[Raw records]
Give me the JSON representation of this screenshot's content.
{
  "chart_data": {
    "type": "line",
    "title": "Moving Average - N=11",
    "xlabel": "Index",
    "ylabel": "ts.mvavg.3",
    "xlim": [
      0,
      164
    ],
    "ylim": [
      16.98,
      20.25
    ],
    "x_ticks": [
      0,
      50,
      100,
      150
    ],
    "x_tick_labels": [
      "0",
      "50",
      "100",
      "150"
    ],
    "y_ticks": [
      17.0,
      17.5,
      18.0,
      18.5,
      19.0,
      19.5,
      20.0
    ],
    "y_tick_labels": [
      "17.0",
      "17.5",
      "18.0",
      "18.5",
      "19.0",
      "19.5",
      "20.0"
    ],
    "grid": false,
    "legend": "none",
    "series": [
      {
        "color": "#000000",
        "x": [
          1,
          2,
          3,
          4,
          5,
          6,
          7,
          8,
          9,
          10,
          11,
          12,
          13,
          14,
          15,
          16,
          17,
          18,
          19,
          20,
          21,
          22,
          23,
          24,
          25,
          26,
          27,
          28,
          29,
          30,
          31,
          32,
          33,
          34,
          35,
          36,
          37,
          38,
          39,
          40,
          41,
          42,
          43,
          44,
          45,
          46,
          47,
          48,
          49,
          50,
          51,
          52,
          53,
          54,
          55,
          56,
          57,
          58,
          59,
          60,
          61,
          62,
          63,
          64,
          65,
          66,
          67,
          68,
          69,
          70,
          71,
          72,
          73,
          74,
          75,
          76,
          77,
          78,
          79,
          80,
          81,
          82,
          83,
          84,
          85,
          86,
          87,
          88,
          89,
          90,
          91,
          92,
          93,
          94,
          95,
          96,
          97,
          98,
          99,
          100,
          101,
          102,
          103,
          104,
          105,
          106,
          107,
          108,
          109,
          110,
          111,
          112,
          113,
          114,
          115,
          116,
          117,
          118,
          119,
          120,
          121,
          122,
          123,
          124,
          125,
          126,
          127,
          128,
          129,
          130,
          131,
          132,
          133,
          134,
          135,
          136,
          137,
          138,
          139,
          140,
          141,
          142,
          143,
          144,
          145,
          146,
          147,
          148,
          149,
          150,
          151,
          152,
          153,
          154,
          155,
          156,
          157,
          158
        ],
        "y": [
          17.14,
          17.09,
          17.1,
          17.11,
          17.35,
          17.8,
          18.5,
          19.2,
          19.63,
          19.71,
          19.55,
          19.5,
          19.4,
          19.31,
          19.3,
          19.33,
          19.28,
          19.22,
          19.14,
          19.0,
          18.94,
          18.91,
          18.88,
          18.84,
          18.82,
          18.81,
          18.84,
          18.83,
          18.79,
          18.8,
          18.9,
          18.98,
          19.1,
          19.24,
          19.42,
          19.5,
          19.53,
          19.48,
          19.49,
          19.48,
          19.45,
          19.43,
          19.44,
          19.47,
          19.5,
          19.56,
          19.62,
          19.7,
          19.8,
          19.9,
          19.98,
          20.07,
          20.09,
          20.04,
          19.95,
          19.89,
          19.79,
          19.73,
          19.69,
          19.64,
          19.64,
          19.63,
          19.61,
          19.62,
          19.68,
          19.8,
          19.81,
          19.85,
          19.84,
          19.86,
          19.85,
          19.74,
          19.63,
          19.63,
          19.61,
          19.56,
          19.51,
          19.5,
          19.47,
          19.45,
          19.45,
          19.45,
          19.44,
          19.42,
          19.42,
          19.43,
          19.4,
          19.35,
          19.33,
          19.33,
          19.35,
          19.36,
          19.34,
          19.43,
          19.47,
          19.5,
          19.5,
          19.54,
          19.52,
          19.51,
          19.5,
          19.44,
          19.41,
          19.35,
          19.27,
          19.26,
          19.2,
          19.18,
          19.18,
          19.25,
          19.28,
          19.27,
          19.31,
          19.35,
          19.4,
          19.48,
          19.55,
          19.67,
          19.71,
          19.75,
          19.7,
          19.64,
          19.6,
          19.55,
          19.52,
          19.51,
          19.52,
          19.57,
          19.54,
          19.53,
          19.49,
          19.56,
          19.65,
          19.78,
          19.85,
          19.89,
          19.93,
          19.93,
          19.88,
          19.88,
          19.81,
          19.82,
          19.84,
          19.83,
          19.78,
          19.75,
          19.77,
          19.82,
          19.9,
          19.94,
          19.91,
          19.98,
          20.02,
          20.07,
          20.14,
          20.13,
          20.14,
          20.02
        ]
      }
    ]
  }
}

JOB:
Every record shown above must be echoed exactly.

RESPONSE TO THE TASK:
Give me the JSON representation of this screenshot's content.
{
  "chart_data": {
    "type": "line",
    "title": "Moving Average - N=11",
    "xlabel": "Index",
    "ylabel": "ts.mvavg.3",
    "xlim": [
      0,
      164
    ],
    "ylim": [
      16.98,
      20.25
    ],
    "x_ticks": [
      0,
      50,
      100,
      150
    ],
    "x_tick_labels": [
      "0",
      "50",
      "100",
      "150"
    ],
    "y_ticks": [
      17.0,
      17.5,
      18.0,
      18.5,
      19.0,
      19.5,
      20.0
    ],
    "y_tick_labels": [
      "17.0",
      "17.5",
      "18.0",
      "18.5",
      "19.0",
      "19.5",
      "20.0"
    ],
    "grid": false,
    "legend": "none",
    "series": [
      {
        "color": "#000000",
        "x": [
          1,
          2,
          3,
          4,
          5,
          6,
          7,
          8,
          9,
          10,
          11,
          12,
          13,
          14,
          15,
          16,
          17,
          18,
          19,
          20,
          21,
          22,
          23,
          24,
          25,
          26,
          27,
          28,
          29,
          30,
          31,
          32,
          33,
          34,
          35,
          36,
          37,
          38,
          39,
          40,
          41,
          42,
          43,
          44,
          45,
          46,
          47,
          48,
          49,
          50,
          51,
          52,
          53,
          54,
          55,
          56,
          57,
          58,
          59,
          60,
          61,
          62,
          63,
          64,
          65,
          66,
          67,
          68,
          69,
          70,
          71,
          72,
          73,
          74,
          75,
          76,
          77,
          78,
          79,
          80,
          81,
          82,
          83,
          84,
          85,
          86,
          87,
          88,
          89,
          90,
          91,
          92,
          93,
          94,
          95,
          96,
          97,
          98,
          99,
          100,
          101,
          102,
          103,
          104,
          105,
          106,
          107,
          108,
          109,
          110,
          111,
          112,
          113,
          114,
          115,
          116,
          117,
          118,
          119,
          120,
          121,
          122,
          123,
          124,
          125,
          126,
          127,
          128,
          129,
          130,
          131,
          132,
          133,
          134,
          135,
          136,
          137,
          138,
          139,
          140,
          141,
          142,
          143,
          144,
          145,
          146,
          147,
          148,
          149,
          150,
          151,
          152,
          153,
          154,
          155,
          156,
          157,
          158
        ],
        "y": [
          17.14,
          17.09,
          17.1,
          17.11,
          17.35,
          17.8,
          18.5,
          19.2,
          19.63,
          19.71,
          19.55,
          19.5,
          19.4,
          19.31,
          19.3,
          19.33,
          19.28,
          19.22,
          19.14,
          19.0,
          18.94,
          18.91,
          18.88,
          18.84,
          18.82,
          18.81,
          18.84,
          18.83,
          18.79,
          18.8,
          18.9,
          18.98,
          19.1,
          19.24,
          19.42,
          19.5,
          19.53,
          19.48,
          19.49,
          19.48,
          19.45,
          19.43,
          19.44,
          19.47,
          19.5,
          19.56,
          19.62,
          19.7,
          19.8,
          19.9,
          19.98,
          20.07,
          20.09,
          20.04,
          19.95,
          19.89,
          19.79,
          19.73,
          19.69,
          19.64,
          19.64,
          19.63,
          19.61,
          19.62,
          19.68,
          19.8,
          19.81,
          19.85,
          19.84,
          19.86,
          19.85,
          19.74,
          19.63,
          19.63,
          19.61,
          19.56,
          19.51,
          19.5,
          19.47,
          19.45,
          19.45,
          19.45,
          19.44,
          19.42,
          19.42,
          19.43,
          19.4,
          19.35,
          19.33,
          19.33,
          19.35,
          19.36,
          19.34,
          19.43,
          19.47,
          19.5,
          19.5,
          19.54,
          19.52,
          19.51,
          19.5,
          19.44,
          19.41,
          19.35,
          19.27,
          19.26,
          19.2,
          19.18,
          19.18,
          19.25,
          19.28,
          19.27,
          19.31,
          19.35,
          19.4,
          19.48,
          19.55,
          19.67,
          19.71,
          19.75,
          19.7,
          19.64,
          19.6,
          19.55,
          19.52,
          19.51,
          19.52,
          19.57,
          19.54,
          19.53,
          19.49,
          19.56,
          19.65,
          19.78,
          19.85,
          19.89,
          19.93,
          19.93,
          19.88,
          19.88,
          19.81,
          19.82,
          19.84,
          19.83,
          19.78,
          19.75,
          19.77,
          19.82,
          19.9,
          19.94,
          19.91,
          19.98,
          20.02,
          20.07,
          20.14,
          20.13,
          20.14,
          20.02
        ]
      }
    ]
  }
}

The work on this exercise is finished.